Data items
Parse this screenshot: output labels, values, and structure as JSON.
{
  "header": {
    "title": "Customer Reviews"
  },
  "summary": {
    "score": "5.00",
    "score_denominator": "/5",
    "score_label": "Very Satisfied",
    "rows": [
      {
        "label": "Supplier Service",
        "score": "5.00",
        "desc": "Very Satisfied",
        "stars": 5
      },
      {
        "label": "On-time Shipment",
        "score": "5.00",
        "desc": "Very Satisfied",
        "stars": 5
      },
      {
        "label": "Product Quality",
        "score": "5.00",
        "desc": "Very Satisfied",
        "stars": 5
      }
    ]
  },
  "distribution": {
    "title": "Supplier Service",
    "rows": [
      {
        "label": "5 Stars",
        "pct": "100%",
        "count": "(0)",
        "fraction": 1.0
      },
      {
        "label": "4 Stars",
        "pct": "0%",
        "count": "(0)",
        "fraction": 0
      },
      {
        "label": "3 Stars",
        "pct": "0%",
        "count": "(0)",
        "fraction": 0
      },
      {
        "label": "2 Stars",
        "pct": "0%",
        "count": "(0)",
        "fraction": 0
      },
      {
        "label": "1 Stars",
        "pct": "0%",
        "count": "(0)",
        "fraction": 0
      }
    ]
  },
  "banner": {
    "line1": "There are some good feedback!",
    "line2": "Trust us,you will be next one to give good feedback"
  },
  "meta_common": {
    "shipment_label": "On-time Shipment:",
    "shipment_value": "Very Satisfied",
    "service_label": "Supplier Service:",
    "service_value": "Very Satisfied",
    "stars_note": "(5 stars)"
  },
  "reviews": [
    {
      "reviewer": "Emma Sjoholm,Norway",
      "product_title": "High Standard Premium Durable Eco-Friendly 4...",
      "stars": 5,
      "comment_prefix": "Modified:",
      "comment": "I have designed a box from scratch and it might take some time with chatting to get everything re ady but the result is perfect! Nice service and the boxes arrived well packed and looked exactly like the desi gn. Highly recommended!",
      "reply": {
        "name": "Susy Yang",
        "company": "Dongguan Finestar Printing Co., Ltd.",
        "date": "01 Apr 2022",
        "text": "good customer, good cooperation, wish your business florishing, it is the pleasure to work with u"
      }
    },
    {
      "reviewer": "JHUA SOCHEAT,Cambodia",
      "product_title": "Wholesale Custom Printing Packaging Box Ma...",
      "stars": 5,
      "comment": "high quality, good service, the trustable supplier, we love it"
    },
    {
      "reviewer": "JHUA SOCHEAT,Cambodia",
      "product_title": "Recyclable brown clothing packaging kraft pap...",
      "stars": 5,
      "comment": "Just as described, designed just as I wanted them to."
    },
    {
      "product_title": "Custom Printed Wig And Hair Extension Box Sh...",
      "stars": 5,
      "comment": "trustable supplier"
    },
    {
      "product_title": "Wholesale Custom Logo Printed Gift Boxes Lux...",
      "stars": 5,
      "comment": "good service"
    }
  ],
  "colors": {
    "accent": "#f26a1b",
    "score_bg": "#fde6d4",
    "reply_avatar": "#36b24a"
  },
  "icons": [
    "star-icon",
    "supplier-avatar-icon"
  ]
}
...
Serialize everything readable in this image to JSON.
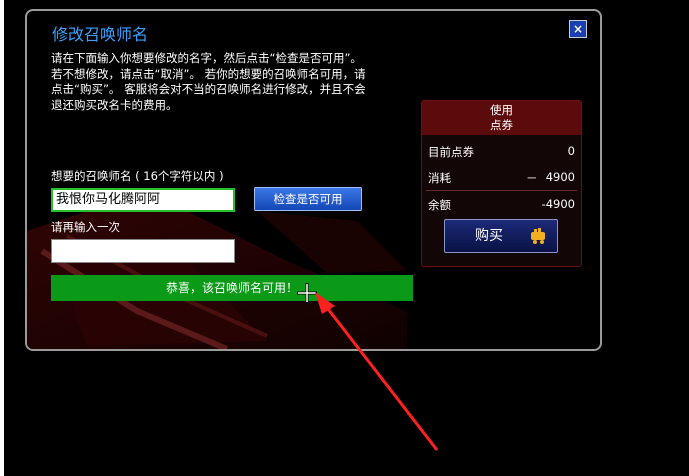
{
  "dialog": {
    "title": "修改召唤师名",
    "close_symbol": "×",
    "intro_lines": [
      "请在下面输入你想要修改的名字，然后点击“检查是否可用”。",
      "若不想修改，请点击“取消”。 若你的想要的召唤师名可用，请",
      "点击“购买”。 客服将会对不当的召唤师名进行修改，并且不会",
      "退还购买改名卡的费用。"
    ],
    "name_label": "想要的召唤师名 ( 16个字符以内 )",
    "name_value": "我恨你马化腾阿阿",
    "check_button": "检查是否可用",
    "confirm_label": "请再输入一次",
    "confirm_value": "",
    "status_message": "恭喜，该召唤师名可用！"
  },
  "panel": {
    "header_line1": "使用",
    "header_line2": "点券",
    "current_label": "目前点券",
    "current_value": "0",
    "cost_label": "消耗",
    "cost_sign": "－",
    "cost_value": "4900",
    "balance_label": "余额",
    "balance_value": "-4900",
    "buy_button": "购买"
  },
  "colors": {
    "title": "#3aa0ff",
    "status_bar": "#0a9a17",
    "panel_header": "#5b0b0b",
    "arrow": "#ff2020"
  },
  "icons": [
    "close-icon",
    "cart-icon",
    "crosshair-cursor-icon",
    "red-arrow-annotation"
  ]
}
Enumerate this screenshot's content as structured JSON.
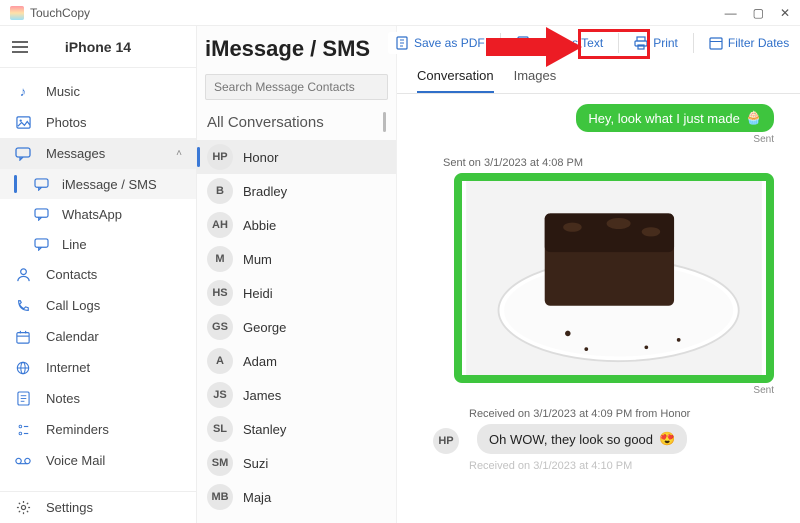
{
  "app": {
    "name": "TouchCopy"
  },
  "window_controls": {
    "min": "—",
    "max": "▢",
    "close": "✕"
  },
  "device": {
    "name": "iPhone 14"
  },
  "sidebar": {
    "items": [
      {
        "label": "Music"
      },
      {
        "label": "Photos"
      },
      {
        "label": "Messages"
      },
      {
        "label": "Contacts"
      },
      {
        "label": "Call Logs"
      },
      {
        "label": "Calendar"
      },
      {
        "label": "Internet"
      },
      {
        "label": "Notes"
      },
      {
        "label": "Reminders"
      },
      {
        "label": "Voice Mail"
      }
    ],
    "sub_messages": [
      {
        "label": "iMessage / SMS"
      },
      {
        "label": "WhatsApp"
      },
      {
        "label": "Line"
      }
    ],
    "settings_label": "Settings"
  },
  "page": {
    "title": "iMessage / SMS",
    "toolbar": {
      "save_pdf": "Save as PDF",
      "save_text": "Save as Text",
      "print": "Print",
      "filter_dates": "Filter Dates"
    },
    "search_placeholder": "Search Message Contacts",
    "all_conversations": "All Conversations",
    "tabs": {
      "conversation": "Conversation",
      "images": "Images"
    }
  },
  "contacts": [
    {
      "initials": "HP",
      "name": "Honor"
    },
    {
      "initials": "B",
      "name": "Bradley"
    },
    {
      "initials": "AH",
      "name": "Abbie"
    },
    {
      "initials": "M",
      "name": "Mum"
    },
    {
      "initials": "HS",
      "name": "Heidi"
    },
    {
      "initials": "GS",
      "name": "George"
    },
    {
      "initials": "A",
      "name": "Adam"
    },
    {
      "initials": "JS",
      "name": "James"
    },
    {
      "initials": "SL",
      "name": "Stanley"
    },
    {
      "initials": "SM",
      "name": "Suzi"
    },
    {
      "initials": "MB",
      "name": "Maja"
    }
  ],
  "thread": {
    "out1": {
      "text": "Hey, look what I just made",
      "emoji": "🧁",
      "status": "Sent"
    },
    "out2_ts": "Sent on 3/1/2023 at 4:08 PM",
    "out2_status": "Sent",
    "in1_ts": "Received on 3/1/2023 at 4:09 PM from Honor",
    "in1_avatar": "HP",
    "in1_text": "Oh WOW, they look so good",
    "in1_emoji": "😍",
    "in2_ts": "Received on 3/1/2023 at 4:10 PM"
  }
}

**WHAT THE TASK ASKS**
Find how many lines in the material hold the word "initials" and state that number alone.

**TASK OUTPUT**
11